- _WHAT YOU ARE ASKED TO DO_
Look through the records below and collect all lines that hold the string "Tages".

(Figure content listings)
□ □ □ □ □
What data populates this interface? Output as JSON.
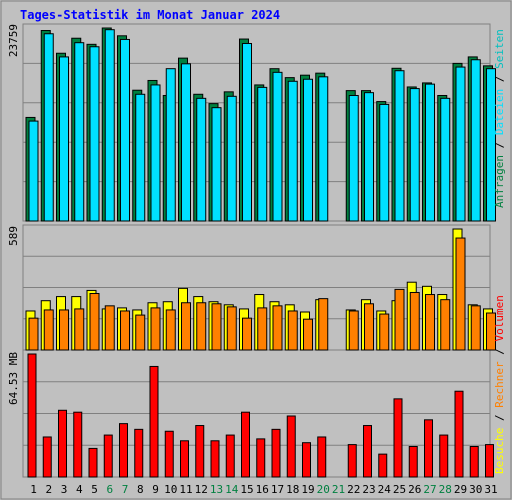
{
  "title": "Tages-Statistik im Monat Januar 2024",
  "colors": {
    "background": "#c0c0c0",
    "title": "#0000ff",
    "grid": "#808080",
    "anfragen": "#008040",
    "dateien": "#00e0ff",
    "seiten": "#00c0c0",
    "besuche": "#ffff00",
    "rechner": "#ff8000",
    "volumen": "#ff0000",
    "weekend_label": "#008040"
  },
  "chart_data": [
    {
      "type": "bar",
      "title": "Tages-Statistik im Monat Januar 2024",
      "panel": "top",
      "ylabel": "23759",
      "ymax": 23759,
      "categories": [
        "1",
        "2",
        "3",
        "4",
        "5",
        "6",
        "7",
        "8",
        "9",
        "10",
        "11",
        "12",
        "13",
        "14",
        "15",
        "16",
        "17",
        "18",
        "19",
        "20",
        "21",
        "22",
        "23",
        "24",
        "25",
        "26",
        "27",
        "28",
        "29",
        "30",
        "31"
      ],
      "weekend_categories": [
        "6",
        "7",
        "13",
        "14",
        "20",
        "21",
        "27",
        "28"
      ],
      "series": [
        {
          "name": "Anfragen",
          "values": [
            12750,
            23450,
            20650,
            22500,
            21750,
            23759,
            22800,
            16100,
            17300,
            15450,
            20050,
            15600,
            14450,
            15900,
            22400,
            16750,
            18750,
            17650,
            17950,
            18200,
            0,
            16050,
            16050,
            14700,
            18800,
            16500,
            17000,
            15450,
            19400,
            20200,
            19100
          ]
        },
        {
          "name": "Dateien",
          "values": [
            12300,
            23050,
            20200,
            21950,
            21450,
            23550,
            22350,
            15600,
            16750,
            18750,
            19350,
            15100,
            13950,
            15350,
            21850,
            16450,
            18300,
            17200,
            17450,
            17750,
            0,
            15450,
            15800,
            14350,
            18500,
            16300,
            16850,
            15100,
            18950,
            19850,
            18750
          ]
        }
      ]
    },
    {
      "type": "bar",
      "panel": "middle",
      "ylabel": "589",
      "ymax": 589,
      "categories": [
        "1",
        "2",
        "3",
        "4",
        "5",
        "6",
        "7",
        "8",
        "9",
        "10",
        "11",
        "12",
        "13",
        "14",
        "15",
        "16",
        "17",
        "18",
        "19",
        "20",
        "21",
        "22",
        "23",
        "24",
        "25",
        "26",
        "27",
        "28",
        "29",
        "30",
        "31"
      ],
      "series": [
        {
          "name": "Seiten",
          "values": [
            0,
            0,
            0,
            0,
            0,
            0,
            0,
            0,
            0,
            0,
            0,
            0,
            0,
            0,
            0,
            0,
            0,
            0,
            0,
            0,
            0,
            0,
            0,
            0,
            0,
            0,
            0,
            0,
            0,
            0,
            0
          ]
        },
        {
          "name": "Besuche",
          "values": [
            190,
            240,
            260,
            260,
            290,
            200,
            205,
            195,
            230,
            235,
            300,
            260,
            235,
            220,
            200,
            270,
            235,
            220,
            185,
            245,
            0,
            195,
            245,
            190,
            240,
            330,
            310,
            270,
            589,
            220,
            200
          ]
        },
        {
          "name": "Rechner",
          "values": [
            155,
            195,
            195,
            200,
            275,
            215,
            190,
            170,
            205,
            195,
            230,
            230,
            225,
            210,
            155,
            205,
            215,
            190,
            150,
            250,
            0,
            190,
            225,
            175,
            295,
            280,
            270,
            245,
            545,
            215,
            180
          ]
        }
      ]
    },
    {
      "type": "bar",
      "panel": "bottom",
      "ylabel": "64.53 MB",
      "ymax": 64.53,
      "categories": [
        "1",
        "2",
        "3",
        "4",
        "5",
        "6",
        "7",
        "8",
        "9",
        "10",
        "11",
        "12",
        "13",
        "14",
        "15",
        "16",
        "17",
        "18",
        "19",
        "20",
        "21",
        "22",
        "23",
        "24",
        "25",
        "26",
        "27",
        "28",
        "29",
        "30",
        "31"
      ],
      "series": [
        {
          "name": "Volumen",
          "values": [
            64.53,
            21,
            35,
            34,
            15,
            22,
            28,
            25,
            58,
            24,
            19,
            27,
            19,
            22,
            34,
            20,
            25,
            32,
            18,
            21,
            0,
            17,
            27,
            12,
            41,
            16,
            30,
            22,
            45,
            16,
            17
          ]
        }
      ]
    }
  ],
  "legend": {
    "right_top": [
      "Anfragen",
      "Dateien",
      "Seiten"
    ],
    "right_bottom": [
      "Besuche",
      "Rechner",
      "Volumen"
    ],
    "separator": "/"
  }
}
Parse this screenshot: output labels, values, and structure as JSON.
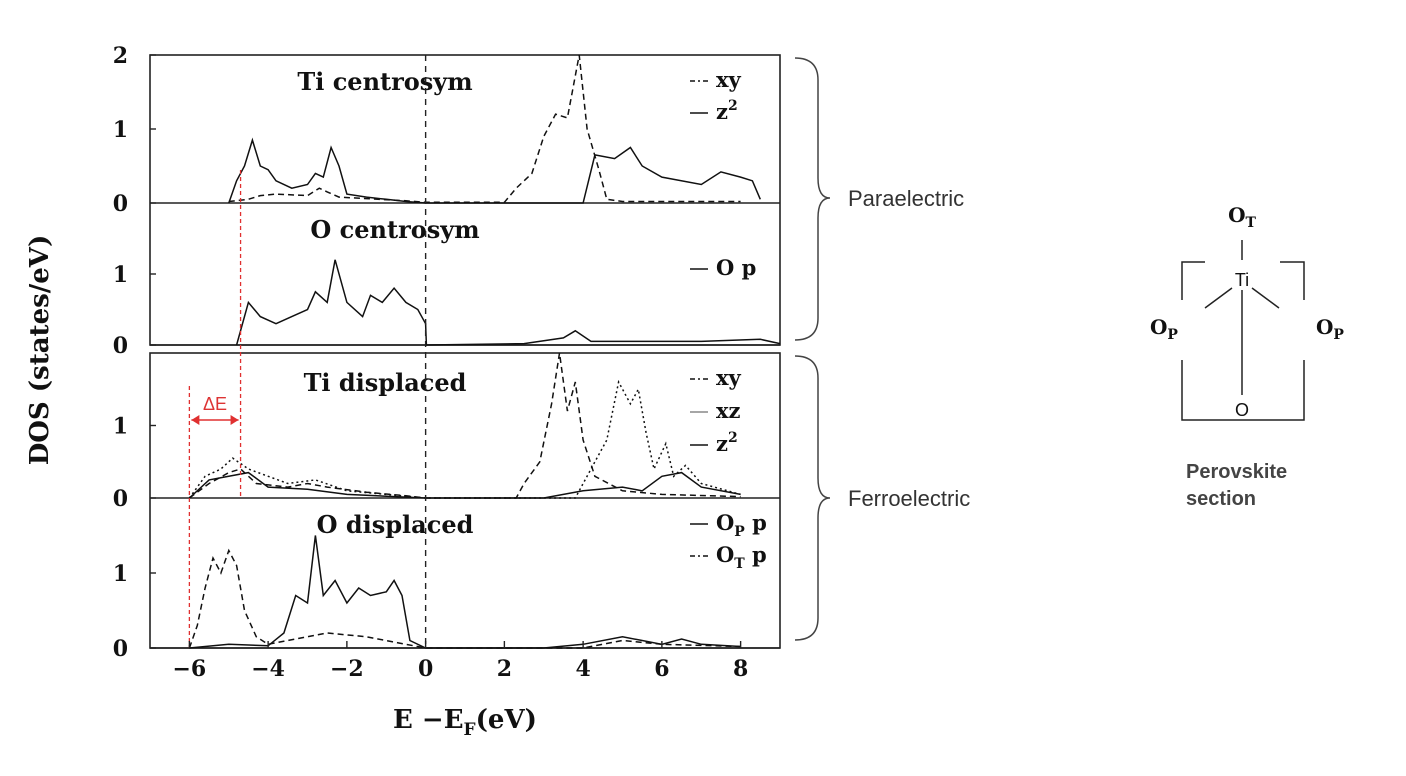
{
  "chart_data": {
    "type": "line",
    "xlabel": "E −E",
    "xlabel_sub": "F",
    "xlabel_unit": "(eV)",
    "ylabel": "DOS (states/eV)",
    "xlim": [
      -7,
      9
    ],
    "xticks": [
      "−6",
      "−4",
      "−2",
      "0",
      "2",
      "4",
      "6",
      "8"
    ],
    "xtick_values": [
      -6,
      -4,
      -2,
      0,
      2,
      4,
      6,
      8
    ],
    "fermi_level": 0,
    "panels": [
      {
        "title": "Ti centrosym",
        "ylim": [
          0,
          2
        ],
        "yticks": [
          "0",
          "1",
          "2"
        ],
        "ytick_values": [
          0,
          1,
          2
        ],
        "legend": [
          {
            "label": "xy",
            "style": "dash-dot"
          },
          {
            "label": "z",
            "sup": "2",
            "style": "solid"
          }
        ],
        "series": [
          {
            "label": "xy",
            "style": "dashed",
            "points": [
              [
                -5,
                0.02
              ],
              [
                -4.5,
                0.05
              ],
              [
                -4.2,
                0.1
              ],
              [
                -3.8,
                0.12
              ],
              [
                -3,
                0.1
              ],
              [
                -2.7,
                0.2
              ],
              [
                -2.5,
                0.15
              ],
              [
                -2.2,
                0.08
              ],
              [
                -1.5,
                0.06
              ],
              [
                -0.5,
                0.03
              ],
              [
                0,
                0.01
              ],
              [
                2,
                0.01
              ],
              [
                2.3,
                0.2
              ],
              [
                2.7,
                0.4
              ],
              [
                3,
                0.9
              ],
              [
                3.3,
                1.2
              ],
              [
                3.6,
                1.15
              ],
              [
                3.9,
                2.0
              ],
              [
                4.1,
                1.0
              ],
              [
                4.4,
                0.45
              ],
              [
                4.6,
                0.05
              ],
              [
                5,
                0.02
              ],
              [
                8,
                0.02
              ]
            ]
          },
          {
            "label": "z2",
            "style": "solid",
            "points": [
              [
                -5,
                0
              ],
              [
                -4.8,
                0.3
              ],
              [
                -4.6,
                0.5
              ],
              [
                -4.4,
                0.85
              ],
              [
                -4.2,
                0.5
              ],
              [
                -4,
                0.45
              ],
              [
                -3.8,
                0.3
              ],
              [
                -3.4,
                0.2
              ],
              [
                -3,
                0.25
              ],
              [
                -2.8,
                0.4
              ],
              [
                -2.6,
                0.35
              ],
              [
                -2.4,
                0.75
              ],
              [
                -2.2,
                0.5
              ],
              [
                -2,
                0.12
              ],
              [
                -1.5,
                0.08
              ],
              [
                -1,
                0.05
              ],
              [
                -0.5,
                0.02
              ],
              [
                0,
                0
              ],
              [
                4,
                0
              ],
              [
                4.3,
                0.65
              ],
              [
                4.8,
                0.6
              ],
              [
                5.2,
                0.75
              ],
              [
                5.5,
                0.5
              ],
              [
                6,
                0.35
              ],
              [
                7,
                0.25
              ],
              [
                7.5,
                0.42
              ],
              [
                8,
                0.35
              ],
              [
                8.3,
                0.3
              ],
              [
                8.5,
                0.05
              ]
            ]
          }
        ]
      },
      {
        "title": "O centrosym",
        "ylim": [
          0,
          2
        ],
        "yticks": [
          "0",
          "1"
        ],
        "ytick_values": [
          0,
          1
        ],
        "legend": [
          {
            "label": "O p",
            "style": "solid"
          }
        ],
        "series": [
          {
            "label": "O p",
            "style": "solid",
            "points": [
              [
                -4.8,
                0
              ],
              [
                -4.5,
                0.6
              ],
              [
                -4.2,
                0.4
              ],
              [
                -3.8,
                0.3
              ],
              [
                -3.4,
                0.4
              ],
              [
                -3,
                0.5
              ],
              [
                -2.8,
                0.75
              ],
              [
                -2.5,
                0.6
              ],
              [
                -2.3,
                1.2
              ],
              [
                -2,
                0.6
              ],
              [
                -1.6,
                0.4
              ],
              [
                -1.4,
                0.7
              ],
              [
                -1.1,
                0.6
              ],
              [
                -0.8,
                0.8
              ],
              [
                -0.5,
                0.6
              ],
              [
                -0.2,
                0.5
              ],
              [
                0,
                0.3
              ],
              [
                0.02,
                0
              ],
              [
                2.5,
                0.02
              ],
              [
                3.5,
                0.1
              ],
              [
                3.8,
                0.2
              ],
              [
                4.2,
                0.05
              ],
              [
                7,
                0.05
              ],
              [
                8.5,
                0.08
              ],
              [
                9,
                0.02
              ]
            ]
          }
        ]
      },
      {
        "title": "Ti displaced",
        "ylim": [
          0,
          2
        ],
        "yticks": [
          "0",
          "1"
        ],
        "ytick_values": [
          0,
          1
        ],
        "legend": [
          {
            "label": "xy",
            "style": "dash-dot"
          },
          {
            "label": "xz",
            "style": "thin"
          },
          {
            "label": "z",
            "sup": "2",
            "style": "solid"
          }
        ],
        "series": [
          {
            "label": "xy",
            "style": "dashed",
            "points": [
              [
                -6,
                0
              ],
              [
                -5.5,
                0.2
              ],
              [
                -5,
                0.35
              ],
              [
                -4.7,
                0.4
              ],
              [
                -4.3,
                0.2
              ],
              [
                -3.5,
                0.15
              ],
              [
                -3,
                0.2
              ],
              [
                -2.5,
                0.15
              ],
              [
                -1.5,
                0.08
              ],
              [
                -0.5,
                0.03
              ],
              [
                0,
                0
              ],
              [
                2.3,
                0
              ],
              [
                2.5,
                0.2
              ],
              [
                2.9,
                0.5
              ],
              [
                3.2,
                1.3
              ],
              [
                3.4,
                2.0
              ],
              [
                3.6,
                1.2
              ],
              [
                3.8,
                1.6
              ],
              [
                4,
                0.8
              ],
              [
                4.3,
                0.3
              ],
              [
                5,
                0.1
              ],
              [
                6,
                0.05
              ],
              [
                8,
                0.02
              ]
            ]
          },
          {
            "label": "xz",
            "style": "dotted",
            "points": [
              [
                -6,
                0
              ],
              [
                -5.6,
                0.3
              ],
              [
                -5.2,
                0.4
              ],
              [
                -4.9,
                0.55
              ],
              [
                -4.5,
                0.4
              ],
              [
                -4,
                0.3
              ],
              [
                -3.5,
                0.2
              ],
              [
                -2.8,
                0.25
              ],
              [
                -2,
                0.1
              ],
              [
                -1,
                0.05
              ],
              [
                0,
                0
              ],
              [
                3.8,
                0
              ],
              [
                4.2,
                0.4
              ],
              [
                4.6,
                0.8
              ],
              [
                4.9,
                1.6
              ],
              [
                5.2,
                1.3
              ],
              [
                5.4,
                1.5
              ],
              [
                5.6,
                0.9
              ],
              [
                5.8,
                0.4
              ],
              [
                6.1,
                0.75
              ],
              [
                6.3,
                0.3
              ],
              [
                6.6,
                0.45
              ],
              [
                7,
                0.2
              ],
              [
                8,
                0.05
              ]
            ]
          },
          {
            "label": "z2",
            "style": "solid",
            "points": [
              [
                -6,
                0
              ],
              [
                -5.5,
                0.25
              ],
              [
                -5,
                0.3
              ],
              [
                -4.5,
                0.35
              ],
              [
                -4,
                0.15
              ],
              [
                -3,
                0.12
              ],
              [
                -2,
                0.05
              ],
              [
                0,
                0
              ],
              [
                3,
                0
              ],
              [
                4,
                0.1
              ],
              [
                5,
                0.15
              ],
              [
                5.5,
                0.1
              ],
              [
                6,
                0.3
              ],
              [
                6.5,
                0.35
              ],
              [
                7,
                0.15
              ],
              [
                8,
                0.05
              ]
            ]
          }
        ]
      },
      {
        "title": "O displaced",
        "ylim": [
          0,
          2
        ],
        "yticks": [
          "0",
          "1"
        ],
        "ytick_values": [
          0,
          1
        ],
        "legend": [
          {
            "label": "O",
            "sub": "P",
            "suffix": " p",
            "style": "solid"
          },
          {
            "label": "O",
            "sub": "T",
            "suffix": " p",
            "style": "dash-dot"
          }
        ],
        "series": [
          {
            "label": "OP p",
            "style": "solid",
            "points": [
              [
                -6,
                0
              ],
              [
                -5,
                0.05
              ],
              [
                -4,
                0.03
              ],
              [
                -3.6,
                0.2
              ],
              [
                -3.3,
                0.7
              ],
              [
                -3,
                0.6
              ],
              [
                -2.8,
                1.5
              ],
              [
                -2.6,
                0.7
              ],
              [
                -2.3,
                0.9
              ],
              [
                -2,
                0.6
              ],
              [
                -1.7,
                0.8
              ],
              [
                -1.4,
                0.7
              ],
              [
                -1,
                0.75
              ],
              [
                -0.8,
                0.9
              ],
              [
                -0.6,
                0.7
              ],
              [
                -0.4,
                0.1
              ],
              [
                0,
                0
              ],
              [
                3,
                0
              ],
              [
                4,
                0.05
              ],
              [
                5,
                0.15
              ],
              [
                5.5,
                0.1
              ],
              [
                6,
                0.05
              ],
              [
                6.5,
                0.12
              ],
              [
                7,
                0.05
              ],
              [
                8,
                0.02
              ]
            ]
          },
          {
            "label": "OT p",
            "style": "dashed",
            "points": [
              [
                -6,
                0
              ],
              [
                -5.8,
                0.3
              ],
              [
                -5.6,
                0.8
              ],
              [
                -5.4,
                1.2
              ],
              [
                -5.2,
                1.0
              ],
              [
                -5,
                1.3
              ],
              [
                -4.8,
                1.1
              ],
              [
                -4.6,
                0.5
              ],
              [
                -4.3,
                0.15
              ],
              [
                -4,
                0.05
              ],
              [
                -3.5,
                0.1
              ],
              [
                -2.5,
                0.2
              ],
              [
                -1.5,
                0.15
              ],
              [
                -0.5,
                0.05
              ],
              [
                0,
                0
              ],
              [
                4,
                0
              ],
              [
                5,
                0.1
              ],
              [
                6,
                0.05
              ],
              [
                8,
                0.02
              ]
            ]
          }
        ]
      }
    ],
    "annotations": [
      {
        "label": "ΔE",
        "from": -6,
        "to": -4.7
      }
    ],
    "groups": [
      {
        "label": "Paraelectric",
        "panels": [
          0,
          1
        ]
      },
      {
        "label": "Ferroelectric",
        "panels": [
          2,
          3
        ]
      }
    ]
  },
  "molecule": {
    "top": "O",
    "top_sub": "T",
    "center": "Ti",
    "left": "O",
    "left_sub": "P",
    "right": "O",
    "right_sub": "P",
    "bottom": "O",
    "caption_line1": "Perovskite",
    "caption_line2": "section"
  }
}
□ □ □ □ □
- _RESPONSE BELOW_
  "title": "Tages-Statistik im Monat Januar 2024",
      "title": "Tages-Statistik im Monat Januar 2024",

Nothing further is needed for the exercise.